**OBJECTIVE**
Select from the data all lines with the word "重要模式动物繁育及资源共享平台研究".
┏━━
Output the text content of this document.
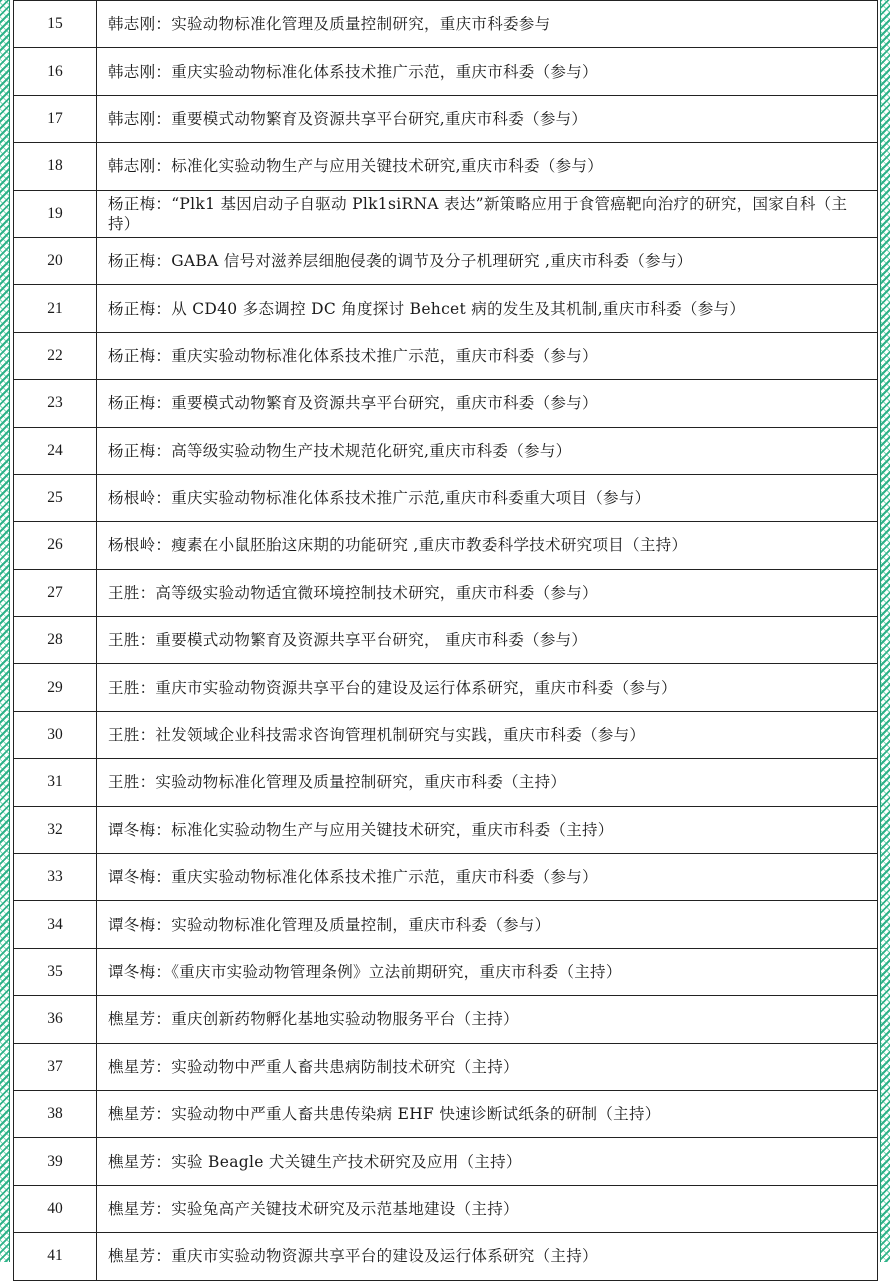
15	韩志刚：实验动物标准化管理及质量控制研究，重庆市科委参与
16	韩志刚：重庆实验动物标准化体系技术推广示范，重庆市科委（参与）
17	韩志刚：重要模式动物繁育及资源共享平台研究,重庆市科委（参与）
18	韩志刚：标准化实验动物生产与应用关键技术研究,重庆市科委（参与）
19	杨正梅：“Plk1 基因启动子自驱动 Plk1siRNA 表达”新策略应用于食管癌靶向治疗的研究，国家自科（主持）
20	杨正梅：GABA 信号对滋养层细胞侵袭的调节及分子机理研究 ,重庆市科委（参与）
21	杨正梅：从 CD40 多态调控 DC 角度探讨 Behcet 病的发生及其机制,重庆市科委（参与）
22	杨正梅：重庆实验动物标准化体系技术推广示范，重庆市科委（参与）
23	杨正梅：重要模式动物繁育及资源共享平台研究，重庆市科委（参与）
24	杨正梅：高等级实验动物生产技术规范化研究,重庆市科委（参与）
25	杨根岭：重庆实验动物标准化体系技术推广示范,重庆市科委重大项目（参与）
26	杨根岭：瘦素在小鼠胚胎这床期的功能研究 ,重庆市教委科学技术研究项目（主持）
27	王胜：高等级实验动物适宜微环境控制技术研究，重庆市科委（参与）
28	王胜：重要模式动物繁育及资源共享平台研究， 重庆市科委（参与）
29	王胜：重庆市实验动物资源共享平台的建设及运行体系研究，重庆市科委（参与）
30	王胜：社发领域企业科技需求咨询管理机制研究与实践，重庆市科委（参与）
31	王胜：实验动物标准化管理及质量控制研究，重庆市科委（主持）
32	谭冬梅：标准化实验动物生产与应用关键技术研究，重庆市科委（主持）
33	谭冬梅：重庆实验动物标准化体系技术推广示范，重庆市科委（参与）
34	谭冬梅：实验动物标准化管理及质量控制，重庆市科委（参与）
35	谭冬梅：《重庆市实验动物管理条例》立法前期研究，重庆市科委（主持）
36	樵星芳：重庆创新药物孵化基地实验动物服务平台（主持）
37	樵星芳：实验动物中严重人畜共患病防制技术研究（主持）
38	樵星芳：实验动物中严重人畜共患传染病 EHF 快速诊断试纸条的研制（主持）
39	樵星芳：实验 Beagle 犬关键生产技术研究及应用（主持）
40	樵星芳：实验兔高产关键技术研究及示范基地建设（主持）
41	樵星芳：重庆市实验动物资源共享平台的建设及运行体系研究（主持）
┗━━
**ANSWER**
17	韩志刚：重要模式动物繁育及资源共享平台研究,重庆市科委（参与）
23	杨正梅：重要模式动物繁育及资源共享平台研究，重庆市科委（参与）
28	王胜：重要模式动物繁育及资源共享平台研究， 重庆市科委（参与）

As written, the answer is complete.